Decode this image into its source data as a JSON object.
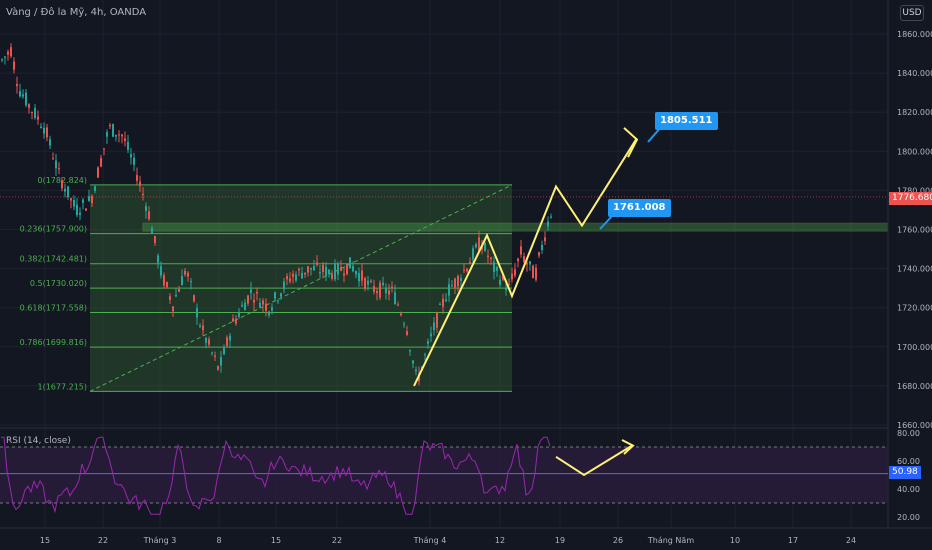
{
  "header": {
    "title": "Vàng / Đô la Mỹ, 4h, OANDA",
    "currency": "USD"
  },
  "rsi": {
    "title": "RSI (14, close)",
    "value": "50.98",
    "ticks": [
      "80.00",
      "60.00",
      "40.00",
      "20.00"
    ]
  },
  "price_axis": [
    "1860.000",
    "1840.000",
    "1820.000",
    "1800.000",
    "1780.000",
    "1760.000",
    "1740.000",
    "1720.000",
    "1700.000",
    "1680.000",
    "1660.000"
  ],
  "time_axis": [
    "15",
    "22",
    "Tháng 3",
    "8",
    "15",
    "22",
    "Tháng 4",
    "12",
    "19",
    "26",
    "Tháng Năm",
    "10",
    "17",
    "24"
  ],
  "fib_levels": [
    "0(1782.824)",
    "0.236(1757.900)",
    "0.382(1742.481)",
    "0.5(1730.020)",
    "0.618(1717.558)",
    "0.786(1699.816)",
    "1(1677.215)"
  ],
  "callouts": {
    "target_high": "1805.511",
    "target_low": "1761.008"
  },
  "current_price": "1776.680",
  "colors": {
    "bg": "#131722",
    "up": "#26a69a",
    "down": "#ef5350",
    "fib": "#4caf50",
    "projection": "#fff176",
    "callout": "#2196f3",
    "rsi_line": "#9c27b0",
    "rsi_band": "#2a1d3d"
  }
}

» **Brief**
Write out the listing above exactly as it stands, pictures excluded.

» **Written answer**
Decode this image into its source data as a JSON object.
{
  "header": {
    "title": "Vàng / Đô la Mỹ, 4h, OANDA",
    "currency": "USD"
  },
  "rsi": {
    "title": "RSI (14, close)",
    "value": "50.98",
    "ticks": [
      "80.00",
      "60.00",
      "40.00",
      "20.00"
    ]
  },
  "price_axis": [
    "1860.000",
    "1840.000",
    "1820.000",
    "1800.000",
    "1780.000",
    "1760.000",
    "1740.000",
    "1720.000",
    "1700.000",
    "1680.000",
    "1660.000"
  ],
  "time_axis": [
    "15",
    "22",
    "Tháng 3",
    "8",
    "15",
    "22",
    "Tháng 4",
    "12",
    "19",
    "26",
    "Tháng Năm",
    "10",
    "17",
    "24"
  ],
  "fib_levels": [
    "0(1782.824)",
    "0.236(1757.900)",
    "0.382(1742.481)",
    "0.5(1730.020)",
    "0.618(1717.558)",
    "0.786(1699.816)",
    "1(1677.215)"
  ],
  "callouts": {
    "target_high": "1805.511",
    "target_low": "1761.008"
  },
  "current_price": "1776.680",
  "colors": {
    "bg": "#131722",
    "up": "#26a69a",
    "down": "#ef5350",
    "fib": "#4caf50",
    "projection": "#fff176",
    "callout": "#2196f3",
    "rsi_line": "#9c27b0",
    "rsi_band": "#2a1d3d"
  }
}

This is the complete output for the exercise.